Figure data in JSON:
- - -

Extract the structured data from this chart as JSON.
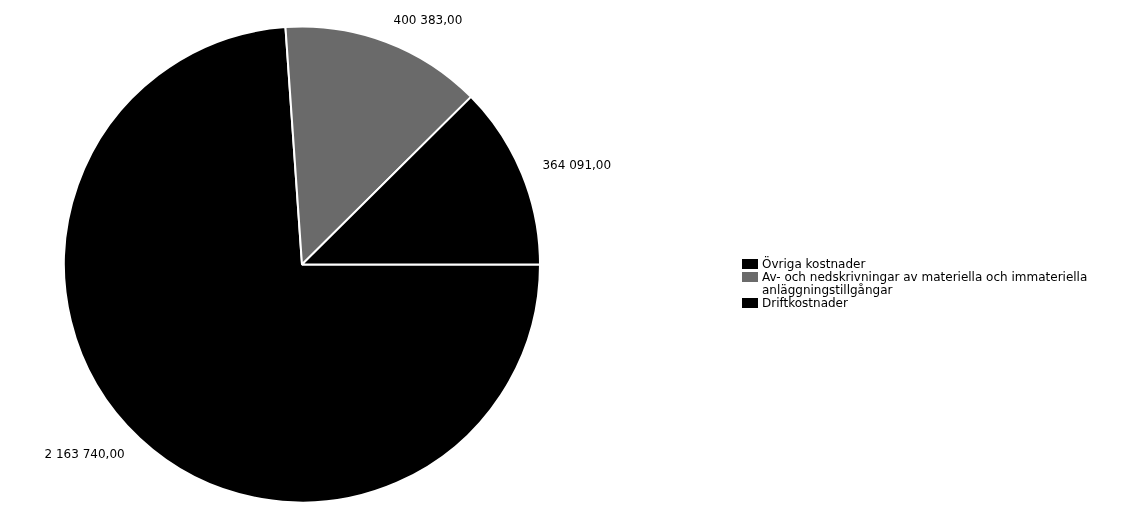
{
  "chart_data": {
    "type": "pie",
    "categories": [
      "Övriga kostnader",
      "Av- och nedskrivningar av materiella och immateriella anläggningstillgångar",
      "Driftkostnader"
    ],
    "values": [
      2163740,
      400383,
      364091
    ],
    "colors": [
      "#000000",
      "#6a6a6a",
      "#000000"
    ],
    "value_labels": [
      "2 163 740,00",
      "400 383,00",
      "364 091,00"
    ],
    "legend": "right"
  }
}
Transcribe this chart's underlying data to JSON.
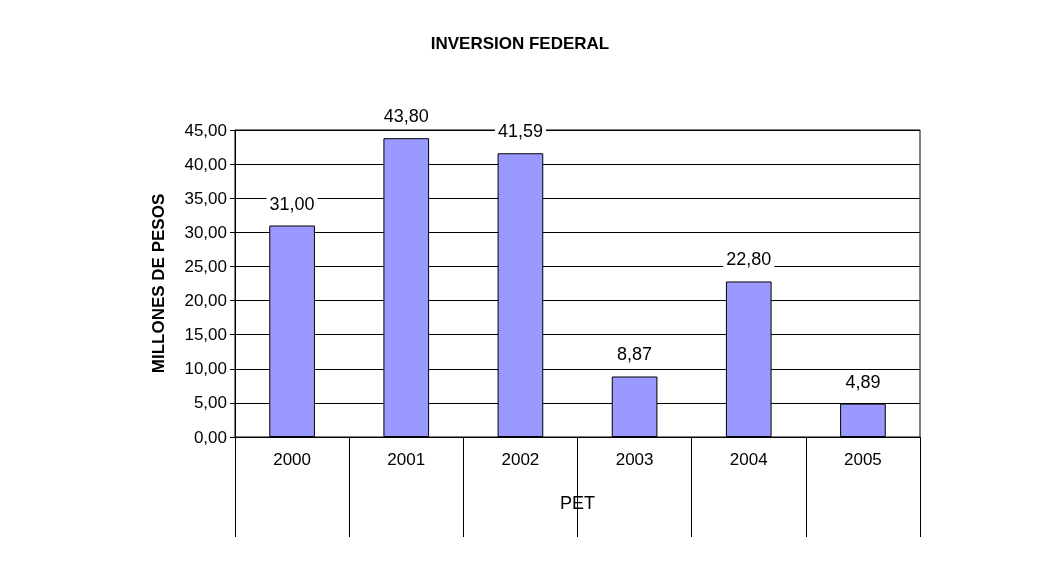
{
  "chart_data": {
    "type": "bar",
    "title": "INVERSION FEDERAL",
    "xlabel": "PET",
    "ylabel": "MILLONES DE PESOS",
    "categories": [
      "2000",
      "2001",
      "2002",
      "2003",
      "2004",
      "2005"
    ],
    "values": [
      31.0,
      43.8,
      41.59,
      8.87,
      22.8,
      4.89
    ],
    "value_labels": [
      "31,00",
      "43,80",
      "41,59",
      "8,87",
      "22,80",
      "4,89"
    ],
    "color": "#9999ff",
    "ylim": [
      0,
      45
    ],
    "yticks": [
      {
        "value": 0,
        "label": "0,00"
      },
      {
        "value": 5,
        "label": "5,00"
      },
      {
        "value": 10,
        "label": "10,00"
      },
      {
        "value": 15,
        "label": "15,00"
      },
      {
        "value": 20,
        "label": "20,00"
      },
      {
        "value": 25,
        "label": "25,00"
      },
      {
        "value": 30,
        "label": "30,00"
      },
      {
        "value": 35,
        "label": "35,00"
      },
      {
        "value": 40,
        "label": "40,00"
      },
      {
        "value": 45,
        "label": "45,00"
      }
    ],
    "grid": "y"
  }
}
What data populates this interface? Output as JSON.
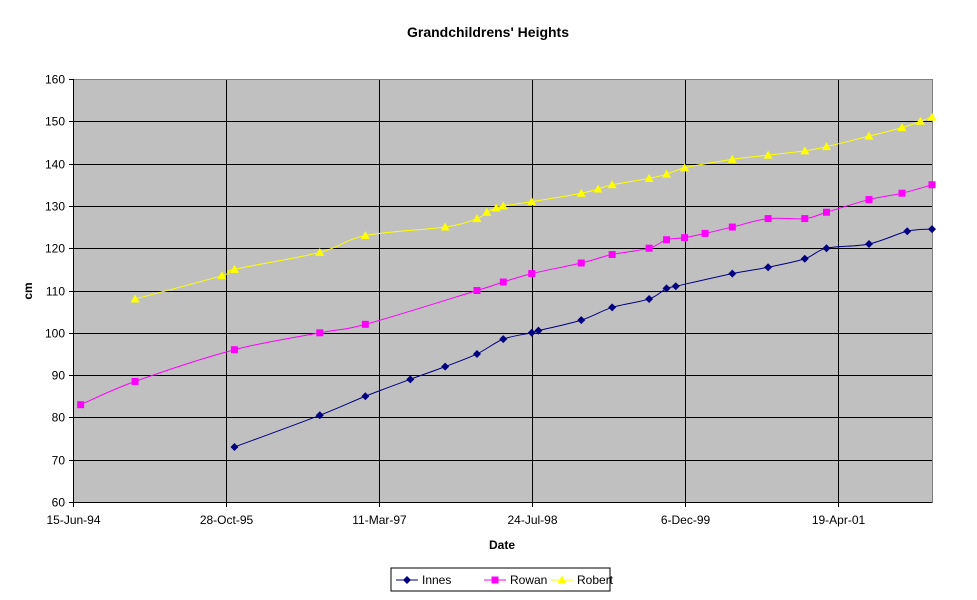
{
  "chart_data": {
    "type": "line",
    "title": "Grandchildrens' Heights",
    "xlabel": "Date",
    "ylabel": "cm",
    "ylim": [
      60,
      160
    ],
    "yticks": [
      60,
      70,
      80,
      90,
      100,
      110,
      120,
      130,
      140,
      150,
      160
    ],
    "xlim": [
      "1994-06-15",
      "2002-02-22"
    ],
    "xticks": [
      "1994-06-15",
      "1995-10-28",
      "1997-03-11",
      "1998-07-24",
      "1999-12-06",
      "2001-04-19"
    ],
    "xtick_labels": [
      "15-Jun-94",
      "28-Oct-95",
      "11-Mar-97",
      "24-Jul-98",
      "6-Dec-99",
      "19-Apr-01"
    ],
    "grid": true,
    "plot_background": "#C0C0C0",
    "legend_position": "bottom",
    "series": [
      {
        "name": "Innes",
        "color": "#000080",
        "marker": "diamond",
        "x": [
          "1995-11-25",
          "1996-08-30",
          "1997-01-26",
          "1997-06-22",
          "1997-10-14",
          "1998-01-26",
          "1998-04-22",
          "1998-07-24",
          "1998-08-15",
          "1999-01-02",
          "1999-04-13",
          "1999-08-12",
          "1999-10-08",
          "1999-11-07",
          "2000-05-10",
          "2000-09-04",
          "2001-01-02",
          "2001-03-14",
          "2001-07-31",
          "2001-12-03",
          "2002-02-22"
        ],
        "y": [
          73,
          80.5,
          85,
          89,
          92,
          95,
          98.5,
          100,
          100.5,
          103,
          106,
          108,
          110.5,
          111,
          114,
          115.5,
          117.5,
          120,
          121,
          124,
          124.5
        ]
      },
      {
        "name": "Rowan",
        "color": "#FF00FF",
        "marker": "square",
        "x": [
          "1994-07-10",
          "1995-01-04",
          "1995-11-25",
          "1996-08-30",
          "1997-01-26",
          "1998-01-26",
          "1998-04-22",
          "1998-07-24",
          "1999-01-02",
          "1999-04-13",
          "1999-08-12",
          "1999-10-08",
          "1999-12-06",
          "2000-02-11",
          "2000-05-10",
          "2000-09-04",
          "2001-01-02",
          "2001-03-14",
          "2001-07-31",
          "2001-11-16",
          "2002-02-22"
        ],
        "y": [
          83,
          88.5,
          96,
          100,
          102,
          110,
          112,
          114,
          116.5,
          118.5,
          120,
          122,
          122.5,
          123.5,
          125,
          127,
          127,
          128.5,
          131.5,
          133,
          135
        ]
      },
      {
        "name": "Robert",
        "color": "#FFFF00",
        "marker": "triangle",
        "x": [
          "1995-01-04",
          "1995-10-15",
          "1995-11-25",
          "1996-08-30",
          "1997-01-26",
          "1997-10-14",
          "1998-01-26",
          "1998-02-27",
          "1998-03-30",
          "1998-04-22",
          "1998-07-24",
          "1999-01-02",
          "1999-02-26",
          "1999-04-13",
          "1999-08-12",
          "1999-10-08",
          "1999-12-06",
          "2000-05-10",
          "2000-09-04",
          "2001-01-02",
          "2001-03-14",
          "2001-07-31",
          "2001-11-16",
          "2002-01-15",
          "2002-02-22"
        ],
        "y": [
          108,
          113.5,
          115,
          119,
          123,
          125,
          127,
          128.5,
          129.5,
          130,
          131,
          133,
          134,
          135,
          136.5,
          137.5,
          139,
          141,
          142,
          143,
          144,
          146.5,
          148.5,
          150,
          151
        ]
      }
    ]
  }
}
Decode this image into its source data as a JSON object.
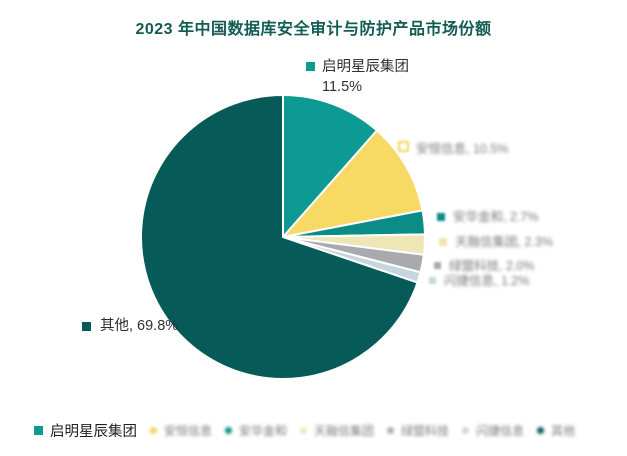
{
  "title": "2023 年中国数据库安全审计与防护产品市场份额",
  "colors": {
    "title_text": "#135c54",
    "label_text": "#2f2f2f",
    "blurred_text": "#7a7a7a",
    "slice_stroke": "#ffffff"
  },
  "chart_data": {
    "type": "pie",
    "title": "2023 年中国数据库安全审计与防护产品市场份额",
    "start_angle_deg": 0,
    "direction": "clockwise",
    "legend_position": "bottom",
    "slices": [
      {
        "name": "启明星辰集团",
        "value": 11.5,
        "label": "启明星辰集团 11.5%",
        "color": "#0d9a92"
      },
      {
        "name": "安恒信息",
        "value": 10.5,
        "label": "安恒信息, 10.5%",
        "color": "#f7d964"
      },
      {
        "name": "安华金和",
        "value": 2.7,
        "label": "安华金和, 2.7%",
        "color": "#0b8c86"
      },
      {
        "name": "天融信集团",
        "value": 2.3,
        "label": "天融信集团, 2.3%",
        "color": "#eee6b5"
      },
      {
        "name": "绿盟科技",
        "value": 2.0,
        "label": "绿盟科技, 2.0%",
        "color": "#a8aaad"
      },
      {
        "name": "闪捷信息",
        "value": 1.2,
        "label": "闪捷信息, 1.2%",
        "color": "#c4d7de"
      },
      {
        "name": "其他",
        "value": 69.8,
        "label": "其他, 69.8%",
        "color": "#065a58"
      }
    ]
  },
  "callouts": {
    "qiming": {
      "line1": "启明星辰集团",
      "line2": "11.5%"
    },
    "anheng": {
      "text": "安恒信息, 10.5%"
    },
    "anhua": {
      "text": "安华金和, 2.7%"
    },
    "tianrongxin": {
      "text": "天融信集团, 2.3%"
    },
    "lvmeng": {
      "text": "绿盟科技, 2.0%"
    },
    "shanjie": {
      "text": "闪捷信息, 1.2%"
    },
    "qita": {
      "text": "其他, 69.8%"
    }
  },
  "legend": {
    "items": [
      {
        "label": "启明星辰集团",
        "color": "#0d9a92"
      },
      {
        "label": "安恒信息",
        "color": "#f2d45c"
      },
      {
        "label": "安华金和",
        "color": "#0b8c86"
      },
      {
        "label": "天融信集团",
        "color": "#eee6b5"
      },
      {
        "label": "绿盟科技",
        "color": "#a8aaad"
      },
      {
        "label": "闪捷信息",
        "color": "#c4d7de"
      },
      {
        "label": "其他",
        "color": "#065a58"
      }
    ]
  }
}
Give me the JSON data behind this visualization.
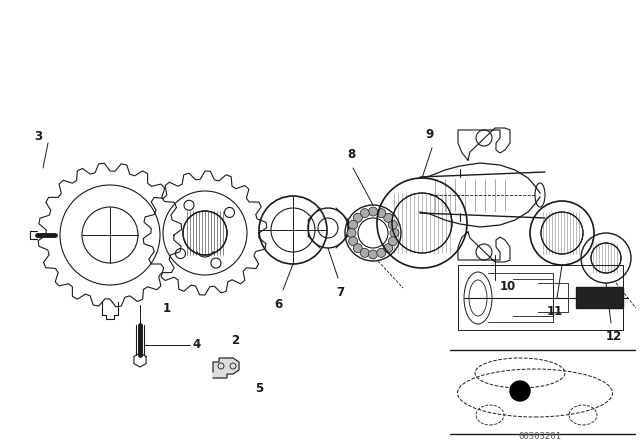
{
  "bg_color": "#ffffff",
  "line_color": "#1a1a1a",
  "fig_width": 6.4,
  "fig_height": 4.48,
  "dpi": 100,
  "watermark": "00303201"
}
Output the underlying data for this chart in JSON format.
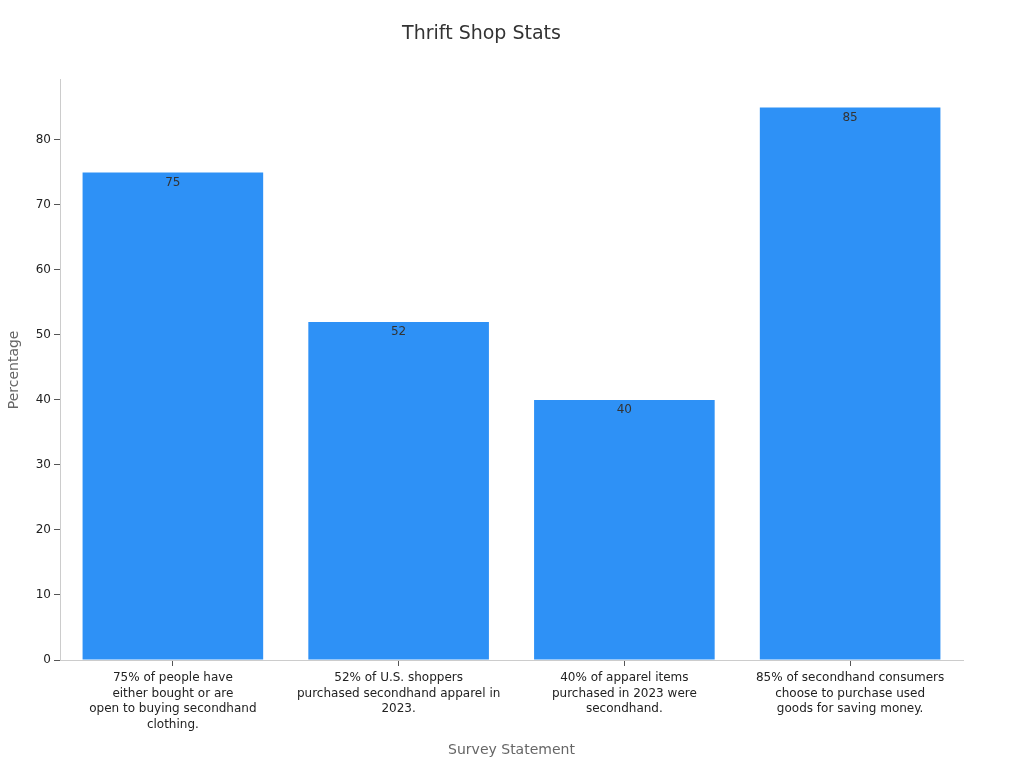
{
  "chart_data": {
    "type": "bar",
    "title": "Thrift Shop Stats",
    "xlabel": "Survey Statement",
    "ylabel": "Percentage",
    "categories": [
      "75% of people have\neither bought or are\nopen to buying secondhand\nclothing.",
      "52% of U.S. shoppers\npurchased secondhand apparel in\n2023.",
      "40% of apparel items\npurchased in 2023 were\nsecondhand.",
      "85% of secondhand consumers\nchoose to purchase used\ngoods for saving money."
    ],
    "values": [
      75,
      52,
      40,
      85
    ],
    "color": "#2e91f6",
    "ylim": [
      0,
      89.25
    ],
    "yticks": [
      0,
      10,
      20,
      30,
      40,
      50,
      60,
      70,
      80
    ],
    "data_labels": true,
    "grid": false,
    "legend": false
  }
}
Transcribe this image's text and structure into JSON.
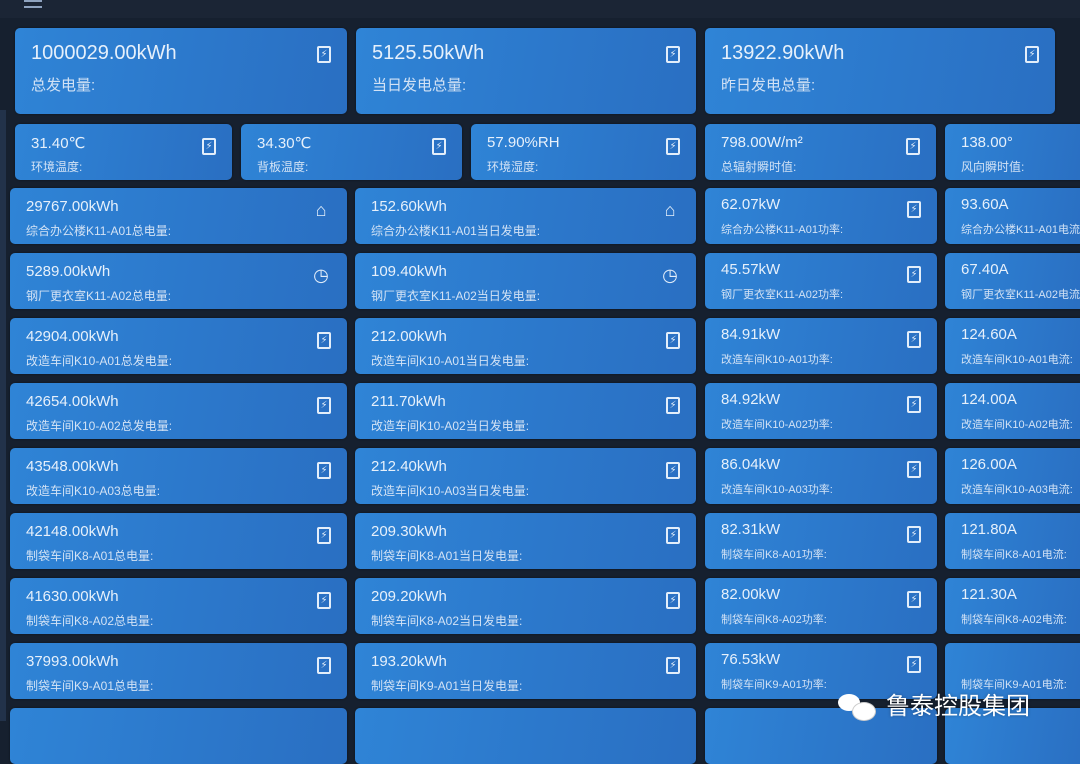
{
  "summary": [
    {
      "value": "1000029.00kWh",
      "label": "总发电量:",
      "icon": "file-icon"
    },
    {
      "value": "5125.50kWh",
      "label": "当日发电总量:",
      "icon": "file-icon"
    },
    {
      "value": "13922.90kWh",
      "label": "昨日发电总量:",
      "icon": "file-icon"
    }
  ],
  "environment": [
    {
      "value": "31.40℃",
      "label": "环境温度:",
      "icon": "file-icon"
    },
    {
      "value": "34.30℃",
      "label": "背板温度:",
      "icon": "file-icon"
    },
    {
      "value": "57.90%RH",
      "label": "环境湿度:",
      "icon": "file-icon"
    },
    {
      "value": "798.00W/m²",
      "label": "总辐射瞬时值:",
      "icon": "file-icon"
    },
    {
      "value": "138.00°",
      "label": "风向瞬时值:",
      "icon": ""
    }
  ],
  "meters": [
    {
      "total": "29767.00kWh",
      "total_label": "综合办公楼K11-A01总电量:",
      "daily": "152.60kWh",
      "daily_label": "综合办公楼K11-A01当日发电量:",
      "power": "62.07kW",
      "power_label": "综合办公楼K11-A01功率:",
      "current": "93.60A",
      "current_label": "综合办公楼K11-A01电流:",
      "icon": "home-icon"
    },
    {
      "total": "5289.00kWh",
      "total_label": "钢厂更衣室K11-A02总电量:",
      "daily": "109.40kWh",
      "daily_label": "钢厂更衣室K11-A02当日发电量:",
      "power": "45.57kW",
      "power_label": "钢厂更衣室K11-A02功率:",
      "current": "67.40A",
      "current_label": "钢厂更衣室K11-A02电流:",
      "icon": "gauge-icon"
    },
    {
      "total": "42904.00kWh",
      "total_label": "改造车间K10-A01总发电量:",
      "daily": "212.00kWh",
      "daily_label": "改造车间K10-A01当日发电量:",
      "power": "84.91kW",
      "power_label": "改造车间K10-A01功率:",
      "current": "124.60A",
      "current_label": "改造车间K10-A01电流:",
      "icon": "file-icon"
    },
    {
      "total": "42654.00kWh",
      "total_label": "改造车间K10-A02总发电量:",
      "daily": "211.70kWh",
      "daily_label": "改造车间K10-A02当日发电量:",
      "power": "84.92kW",
      "power_label": "改造车间K10-A02功率:",
      "current": "124.00A",
      "current_label": "改造车间K10-A02电流:",
      "icon": "file-icon"
    },
    {
      "total": "43548.00kWh",
      "total_label": "改造车间K10-A03总电量:",
      "daily": "212.40kWh",
      "daily_label": "改造车间K10-A03当日发电量:",
      "power": "86.04kW",
      "power_label": "改造车间K10-A03功率:",
      "current": "126.00A",
      "current_label": "改造车间K10-A03电流:",
      "icon": "file-icon"
    },
    {
      "total": "42148.00kWh",
      "total_label": "制袋车间K8-A01总电量:",
      "daily": "209.30kWh",
      "daily_label": "制袋车间K8-A01当日发电量:",
      "power": "82.31kW",
      "power_label": "制袋车间K8-A01功率:",
      "current": "121.80A",
      "current_label": "制袋车间K8-A01电流:",
      "icon": "file-icon"
    },
    {
      "total": "41630.00kWh",
      "total_label": "制袋车间K8-A02总电量:",
      "daily": "209.20kWh",
      "daily_label": "制袋车间K8-A02当日发电量:",
      "power": "82.00kW",
      "power_label": "制袋车间K8-A02功率:",
      "current": "121.30A",
      "current_label": "制袋车间K8-A02电流:",
      "icon": "file-icon"
    },
    {
      "total": "37993.00kWh",
      "total_label": "制袋车间K9-A01总电量:",
      "daily": "193.20kWh",
      "daily_label": "制袋车间K9-A01当日发电量:",
      "power": "76.53kW",
      "power_label": "制袋车间K9-A01功率:",
      "current": "",
      "current_label": "制袋车间K9-A01电流:",
      "icon": "file-icon"
    }
  ],
  "watermark": {
    "text": "鲁泰控股集团"
  }
}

- - -

What the exercise asks: Count the lines of the material that include the word "marker", then state only the total.

Response to this task: 3